* EXERCISE OBJECTIVE
Write out the whole listing word for word.

----------------------------------------

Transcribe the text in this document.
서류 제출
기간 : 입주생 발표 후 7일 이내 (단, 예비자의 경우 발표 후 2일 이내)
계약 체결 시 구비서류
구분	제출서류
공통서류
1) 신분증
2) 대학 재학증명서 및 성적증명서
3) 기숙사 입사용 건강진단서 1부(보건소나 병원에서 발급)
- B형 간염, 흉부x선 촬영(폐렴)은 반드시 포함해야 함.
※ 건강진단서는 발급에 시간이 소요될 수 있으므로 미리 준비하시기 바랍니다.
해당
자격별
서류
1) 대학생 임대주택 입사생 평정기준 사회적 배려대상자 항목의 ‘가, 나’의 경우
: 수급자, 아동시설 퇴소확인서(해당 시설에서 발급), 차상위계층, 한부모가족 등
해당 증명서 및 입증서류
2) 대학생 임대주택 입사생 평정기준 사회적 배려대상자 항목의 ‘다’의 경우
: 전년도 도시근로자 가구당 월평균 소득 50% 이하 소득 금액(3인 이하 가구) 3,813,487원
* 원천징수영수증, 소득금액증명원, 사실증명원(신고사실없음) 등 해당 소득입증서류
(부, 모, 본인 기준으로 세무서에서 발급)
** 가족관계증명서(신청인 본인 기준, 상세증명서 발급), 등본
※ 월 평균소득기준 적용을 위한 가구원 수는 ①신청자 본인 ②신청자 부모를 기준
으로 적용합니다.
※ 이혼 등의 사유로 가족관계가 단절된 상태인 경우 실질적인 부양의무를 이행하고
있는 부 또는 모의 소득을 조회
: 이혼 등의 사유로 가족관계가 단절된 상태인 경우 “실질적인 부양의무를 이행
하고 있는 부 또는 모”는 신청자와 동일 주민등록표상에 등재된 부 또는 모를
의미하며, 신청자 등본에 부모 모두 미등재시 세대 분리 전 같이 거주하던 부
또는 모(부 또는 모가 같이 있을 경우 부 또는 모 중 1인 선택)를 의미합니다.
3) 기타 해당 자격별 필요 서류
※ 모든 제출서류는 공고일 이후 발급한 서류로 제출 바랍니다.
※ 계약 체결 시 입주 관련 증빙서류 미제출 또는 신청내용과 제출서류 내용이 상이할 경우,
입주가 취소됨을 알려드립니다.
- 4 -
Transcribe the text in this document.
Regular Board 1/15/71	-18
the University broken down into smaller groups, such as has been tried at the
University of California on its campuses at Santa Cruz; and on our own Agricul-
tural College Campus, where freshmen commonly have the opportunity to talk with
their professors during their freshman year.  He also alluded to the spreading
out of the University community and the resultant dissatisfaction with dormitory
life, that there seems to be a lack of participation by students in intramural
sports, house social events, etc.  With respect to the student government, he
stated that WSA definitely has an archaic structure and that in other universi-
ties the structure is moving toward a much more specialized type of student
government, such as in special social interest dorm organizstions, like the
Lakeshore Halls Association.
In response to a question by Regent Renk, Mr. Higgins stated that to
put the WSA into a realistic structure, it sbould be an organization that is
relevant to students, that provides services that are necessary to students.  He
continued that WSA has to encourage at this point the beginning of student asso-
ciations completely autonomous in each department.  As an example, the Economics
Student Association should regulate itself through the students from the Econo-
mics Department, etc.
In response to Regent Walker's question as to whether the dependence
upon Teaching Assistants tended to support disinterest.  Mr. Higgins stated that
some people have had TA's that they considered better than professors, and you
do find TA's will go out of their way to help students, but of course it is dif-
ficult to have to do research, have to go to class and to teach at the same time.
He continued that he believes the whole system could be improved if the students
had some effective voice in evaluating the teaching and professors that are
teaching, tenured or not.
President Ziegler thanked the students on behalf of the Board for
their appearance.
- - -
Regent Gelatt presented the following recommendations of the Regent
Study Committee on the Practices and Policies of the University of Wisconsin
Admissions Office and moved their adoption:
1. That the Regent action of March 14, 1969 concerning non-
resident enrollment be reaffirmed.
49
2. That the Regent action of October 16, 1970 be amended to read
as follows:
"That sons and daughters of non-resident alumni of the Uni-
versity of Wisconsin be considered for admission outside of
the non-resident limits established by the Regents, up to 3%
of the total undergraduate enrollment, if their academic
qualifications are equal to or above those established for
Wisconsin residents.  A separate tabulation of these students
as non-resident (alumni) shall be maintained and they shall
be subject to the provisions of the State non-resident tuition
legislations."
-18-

----------------------------------------

* EXERCISE OUTPUT
Transcribe the text in this document.
서류 제출
기간 : 입주생 발표 후 7일 이내 (단, 예비자의 경우 발표 후 2일 이내)
계약 체결 시 구비서류
구분	제출서류
공통서류
1) 신분증
2) 대학 재학증명서 및 성적증명서
3) 기숙사 입사용 건강진단서 1부(보건소나 병원에서 발급)
- B형 간염, 흉부x선 촬영(폐렴)은 반드시 포함해야 함.
※ 건강진단서는 발급에 시간이 소요될 수 있으므로 미리 준비하시기 바랍니다.
해당
자격별
서류
1) 대학생 임대주택 입사생 평정기준 사회적 배려대상자 항목의 ‘가, 나’의 경우
: 수급자, 아동시설 퇴소확인서(해당 시설에서 발급), 차상위계층, 한부모가족 등
해당 증명서 및 입증서류
2) 대학생 임대주택 입사생 평정기준 사회적 배려대상자 항목의 ‘다’의 경우
: 전년도 도시근로자 가구당 월평균 소득 50% 이하 소득 금액(3인 이하 가구) 3,813,487원
* 원천징수영수증, 소득금액증명원, 사실증명원(신고사실없음) 등 해당 소득입증서류
(부, 모, 본인 기준으로 세무서에서 발급)
** 가족관계증명서(신청인 본인 기준, 상세증명서 발급), 등본
※ 월 평균소득기준 적용을 위한 가구원 수는 ①신청자 본인 ②신청자 부모를 기준
으로 적용합니다.
※ 이혼 등의 사유로 가족관계가 단절된 상태인 경우 실질적인 부양의무를 이행하고
있는 부 또는 모의 소득을 조회
: 이혼 등의 사유로 가족관계가 단절된 상태인 경우 “실질적인 부양의무를 이행
하고 있는 부 또는 모”는 신청자와 동일 주민등록표상에 등재된 부 또는 모를
의미하며, 신청자 등본에 부모 모두 미등재시 세대 분리 전 같이 거주하던 부
또는 모(부 또는 모가 같이 있을 경우 부 또는 모 중 1인 선택)를 의미합니다.
3) 기타 해당 자격별 필요 서류
※ 모든 제출서류는 공고일 이후 발급한 서류로 제출 바랍니다.
※ 계약 체결 시 입주 관련 증빙서류 미제출 또는 신청내용과 제출서류 내용이 상이할 경우,
입주가 취소됨을 알려드립니다.
- 4 -
Transcribe the text in this document.
Regular Board 1/15/71	-18
the University broken down into smaller groups, such as has been tried at the
University of California on its campuses at Santa Cruz; and on our own Agricul-
tural College Campus, where freshmen commonly have the opportunity to talk with
their professors during their freshman year.  He also alluded to the spreading
out of the University community and the resultant dissatisfaction with dormitory
life, that there seems to be a lack of participation by students in intramural
sports, house social events, etc.  With respect to the student government, he
stated that WSA definitely has an archaic structure and that in other universi-
ties the structure is moving toward a much more specialized type of student
government, such as in special social interest dorm organizstions, like the
Lakeshore Halls Association.
In response to a question by Regent Renk, Mr. Higgins stated that to
put the WSA into a realistic structure, it sbould be an organization that is
relevant to students, that provides services that are necessary to students.  He
continued that WSA has to encourage at this point the beginning of student asso-
ciations completely autonomous in each department.  As an example, the Economics
Student Association should regulate itself through the students from the Econo-
mics Department, etc.
In response to Regent Walker's question as to whether the dependence
upon Teaching Assistants tended to support disinterest.  Mr. Higgins stated that
some people have had TA's that they considered better than professors, and you
do find TA's will go out of their way to help students, but of course it is dif-
ficult to have to do research, have to go to class and to teach at the same time.
He continued that he believes the whole system could be improved if the students
had some effective voice in evaluating the teaching and professors that are
teaching, tenured or not.
President Ziegler thanked the students on behalf of the Board for
their appearance.
- - -
Regent Gelatt presented the following recommendations of the Regent
Study Committee on the Practices and Policies of the University of Wisconsin
Admissions Office and moved their adoption:
1. That the Regent action of March 14, 1969 concerning non-
resident enrollment be reaffirmed.
49
2. That the Regent action of October 16, 1970 be amended to read
as follows:
"That sons and daughters of non-resident alumni of the Uni-
versity of Wisconsin be considered for admission outside of
the non-resident limits established by the Regents, up to 3%
of the total undergraduate enrollment, if their academic
qualifications are equal to or above those established for
Wisconsin residents.  A separate tabulation of these students
as non-resident (alumni) shall be maintained and they shall
be subject to the provisions of the State non-resident tuition
legislations."
-18-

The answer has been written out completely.